_OBJECTIVE 1_.
Please copy the listing lines from the one containing "- altura-ratio: [82, 1083, 508, 1118]" through the one containing "- brand-name: MATEMÁTICA: [737, 1487, 899, 1513]", without any changes.

_PAGE_.
When the i-th sample of the L-channel signal is X_L (i), the i-th sample of the R-channel signal is X_R (i), and the i-th sample of the monaural signal is X_MW(i). differential signal generating section 15 obtains differential signal ΔX_L(i) of the i-th sample of the L-channel signal and differential signal ΔX_R(i) of the i-th sample of the R-channel signal according to equations 6 and 7.
[6] $Δ X_{L} (i) = X_{L} (i) - X_{MW} (i)$

[7] $Δ X_{R} (i) = X_{R} (i) - X_{MW} (i)$
Differential signals ΔX_L(i) and ΔX_R(i) are encoded at stereo signal encoding section 16. A method appropriate for encoding speech differential signals such as, for example, differential PCM encoding may be used as a method for encoding differential signals.
Here, for example, when the L-channel signal is comprised of a speech signal as shown in FIG.3 and the R-channel signal is comprised of silent (DC component only), L-channel signal comprised of a speech signal provides more information to the listener on the receiving side than the R-channel signal comprised of silence (DC component only). As a result, when the signals of each channel are averaged as is so as to generate a monaural signal as in the related art, this monaural signal becomes a signal whose amplitude of the L-channel signal is made half, and can be considered to be a signal with poor clarity and intelligibility.
With regards to this, in this embodiment, monaural signals are generated from each channel signal weighted using weighting coefficients according to an index indicating the degree of speech information for the signals of each channel. Therefore, the clarity and intelligibility for the monaural signal upon decoding and playback of monaural signals on the receiving side may increase for the larger speech information amount. By generating a monaural signal as in this embodiment, it is possible to generate an appropriate monaural signal which is clear and intelligible.

_OBJECTIVE 2_.
Name each symbol that the passage on stereo signal encoding uses for the i-th sample of a signal.

_DATA TO PROCESS_.

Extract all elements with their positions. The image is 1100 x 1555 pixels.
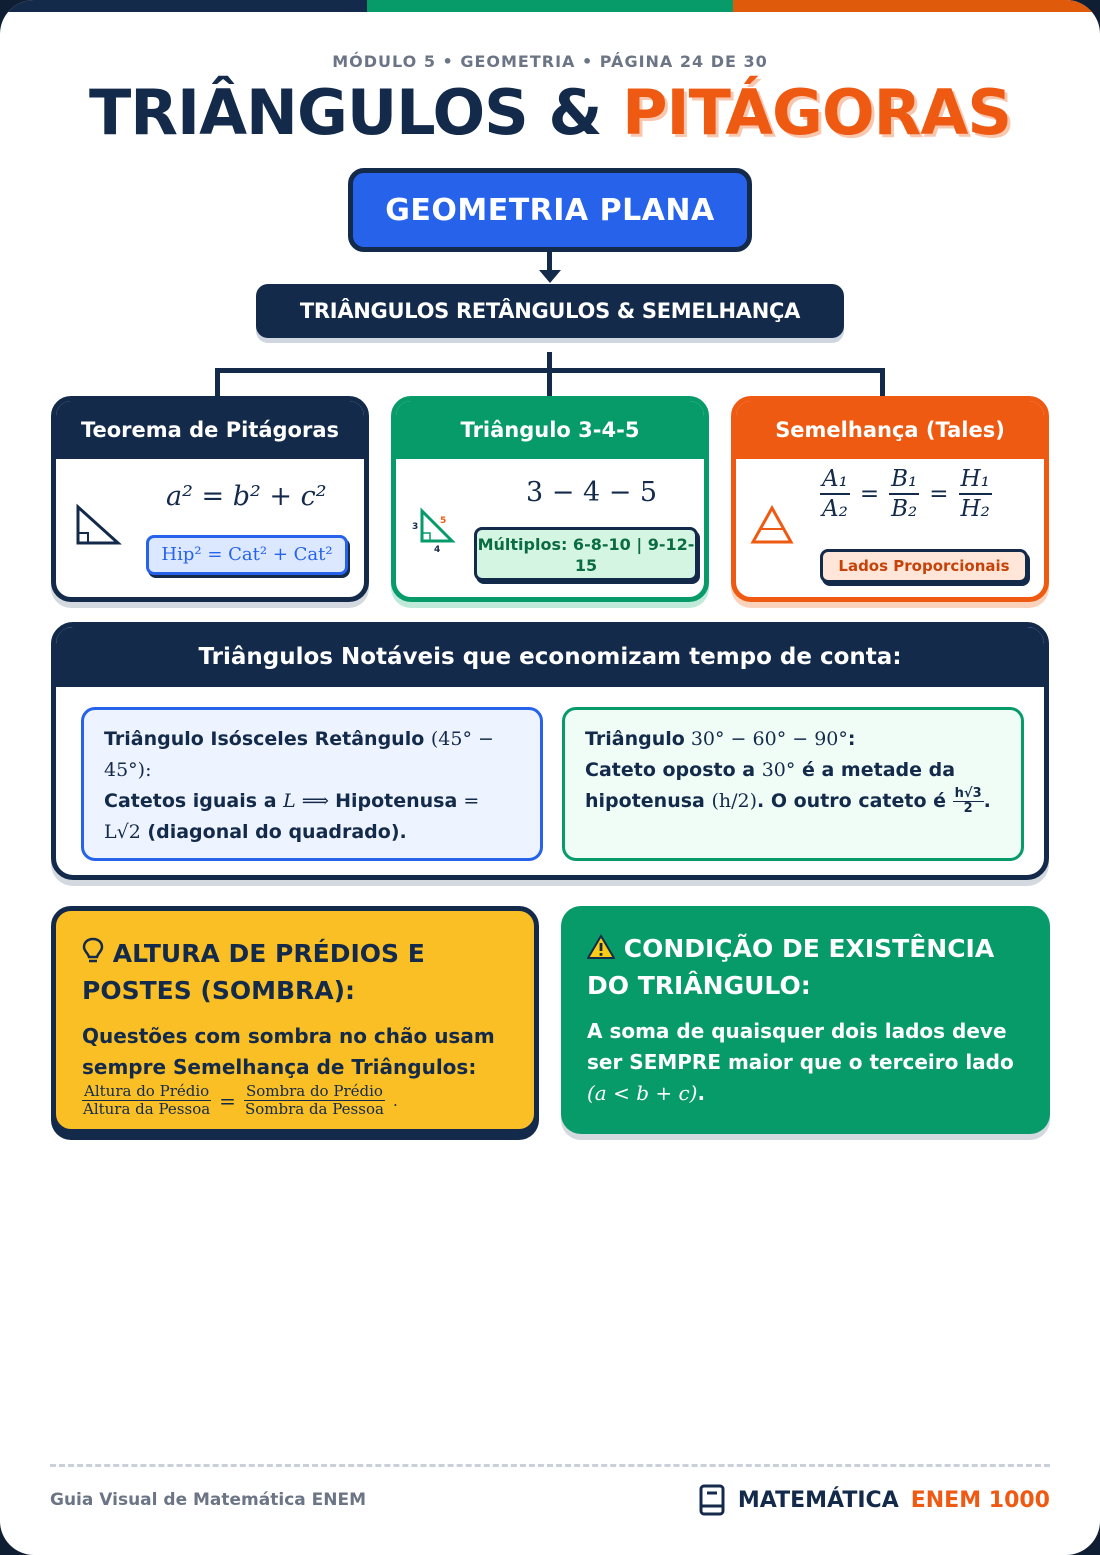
- altura-ratio: [82, 1083, 508, 1118]
- notable-triangles-panel: [51, 622, 1049, 880]
- lightbulb-icon: [82, 936, 104, 966]
- isosceles-angles: (45° − 45°):: [104, 728, 494, 781]
- 30-60-90-box: [562, 707, 1024, 861]
- notable-title: Triângulos Notáveis que economizam tempo de conta:: [56, 627, 1044, 687]
- equals-sign: =: [457, 790, 480, 812]
- hypotenuse-label: Hipotenusa: [335, 790, 458, 812]
- brand-name: MATEMÁTICA: [737, 1487, 899, 1513]
- card-title: Teorema de Pitágoras: [56, 401, 364, 459]
- equals-sign: =: [219, 1088, 236, 1113]
- connector-right: [880, 368, 885, 396]
- top-color-bar: [0, 0, 1100, 12]
- frac-num: h√3: [954, 786, 982, 801]
- h-over-2: (h/2): [711, 790, 758, 812]
- angle-30: 30°: [761, 759, 796, 781]
- diagonal-note: (diagonal do quadrado).: [140, 821, 407, 843]
- isosceles-box: [81, 707, 543, 861]
- frac-num: B₁: [889, 465, 919, 495]
- card-tales: [731, 396, 1049, 602]
- triangle-345-icon: [410, 503, 460, 553]
- isosceles-line2: Catetos iguais a: [104, 790, 284, 812]
- period: .: [392, 1091, 398, 1110]
- connector-horizontal: [215, 368, 885, 373]
- var-l: L: [283, 790, 296, 812]
- pythagoras-formula: a² = b² + c²: [166, 481, 327, 512]
- frac-num: H₁: [959, 465, 992, 495]
- period: .: [697, 1081, 706, 1105]
- tales-formula: [820, 465, 992, 523]
- condicao-box: [561, 906, 1050, 1134]
- subtopic-node: TRIÂNGULOS RETÂNGULOS & SEMELHANÇA: [256, 284, 844, 338]
- right-triangle-icon: [74, 503, 122, 547]
- implies-arrow: ⟹: [295, 790, 336, 812]
- 345-formula: 3 − 4 − 5: [526, 477, 658, 508]
- brand-accent: ENEM 1000: [910, 1487, 1050, 1513]
- frac-den: Altura da Pessoa: [82, 1100, 211, 1118]
- colon: :: [847, 728, 856, 750]
- trinta-line2-b: é a metade da: [795, 759, 956, 781]
- card-title: Triângulo 3-4-5: [396, 401, 704, 459]
- equals-sign: =: [859, 481, 880, 507]
- side-label: 3: [412, 522, 419, 532]
- frac-den: Sombra da Pessoa: [244, 1100, 384, 1118]
- page-title: [0, 76, 1100, 149]
- root-node: GEOMETRIA PLANA: [348, 168, 752, 252]
- frac-num: Sombra do Prédio: [245, 1082, 383, 1100]
- trinta-angles: 30° − 60° − 90°: [684, 728, 848, 750]
- inequality: (a < b + c): [587, 1081, 698, 1105]
- proportional-chip: Lados Proporcionais: [820, 549, 1028, 583]
- card-345: [391, 396, 709, 602]
- trinta-lead: Triângulo: [585, 728, 685, 750]
- card-title: Semelhança (Tales): [736, 401, 1044, 459]
- book-icon: [698, 1484, 726, 1516]
- side-label: 4: [434, 545, 441, 553]
- footer-divider: [50, 1464, 1050, 1467]
- isosceles-lead: Triângulo Isósceles Retângulo: [104, 728, 425, 750]
- trinta-line2: Cateto oposto a: [585, 759, 762, 781]
- altura-box: [51, 906, 539, 1134]
- hip-cat-chip: Hip² = Cat² + Cat²: [146, 535, 348, 575]
- l-root-2: L√2: [104, 821, 141, 843]
- condicao-text: A soma de quaisquer dois lados deve ser SEMPRE maior que o terceiro lado: [587, 1019, 1014, 1074]
- footer-guide: Guia Visual de Matemática ENEM: [50, 1490, 367, 1510]
- altura-text: Questões com sombra no chão usam sempre Semelhança de Triângulos:: [82, 1024, 495, 1079]
- period: .: [983, 790, 991, 812]
- frac-den: B₂: [891, 496, 918, 522]
- trinta-line3: hipotenusa: [585, 790, 712, 812]
- trinta-line3-b: . O outro cateto é: [757, 790, 953, 812]
- frac-den: H₂: [960, 496, 990, 522]
- equals-sign: =: [929, 481, 949, 507]
- card-pitagoras: [51, 396, 369, 602]
- condicao-title: CONDIÇÃO DE EXISTÊNCIA DO TRIÂNGULO:: [587, 934, 995, 1000]
- arrow-down-icon: [539, 270, 561, 284]
- triangle-outline-icon: [750, 505, 794, 545]
- footer-brand: [698, 1484, 1050, 1516]
- h-root3-fraction: [953, 787, 984, 816]
- connector-center: [547, 352, 552, 396]
- altura-title: ALTURA DE PRÉDIOS E POSTES (SOMBRA):: [82, 939, 425, 1005]
- connector-left: [215, 368, 220, 396]
- multiples-chip: Múltiplos: 6-8-10 | 9-12-15: [474, 527, 698, 581]
- frac-den: A₂: [822, 496, 848, 522]
- warning-icon: [587, 934, 615, 960]
- frac-den: 2: [963, 801, 973, 816]
- frac-num: Altura do Prédio: [84, 1082, 210, 1100]
- module-kicker: MÓDULO 5 • GEOMETRIA • PÁGINA 24 DE 30: [332, 52, 768, 71]
- title-accent: PITÁGORAS: [622, 76, 1012, 149]
- title-main: TRIÂNGULOS &: [88, 76, 623, 149]
- side-label: 5: [440, 516, 447, 526]
- frac-num: A₁: [820, 465, 850, 495]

_EXPECTED ANSWER 1_.
- altura-ratio: [82, 1083, 508, 1118]
- notable-triangles-panel: [51, 622, 1049, 880]
- lightbulb-icon: [82, 936, 104, 966]
- isosceles-angles: (45° − 45°):: [104, 728, 494, 781]
- 30-60-90-box: [562, 707, 1024, 861]
- notable-title: Triângulos Notáveis que economizam tempo de conta:: [56, 627, 1044, 687]
- equals-sign: =: [457, 790, 480, 812]
- hypotenuse-label: Hipotenusa: [335, 790, 458, 812]
- brand-name: MATEMÁTICA: [737, 1487, 899, 1513]

_EXPECTED ANSWER 2_.
X_L(i), X_R(i), X_MW(i), ΔX_L(i), ΔX_R(i)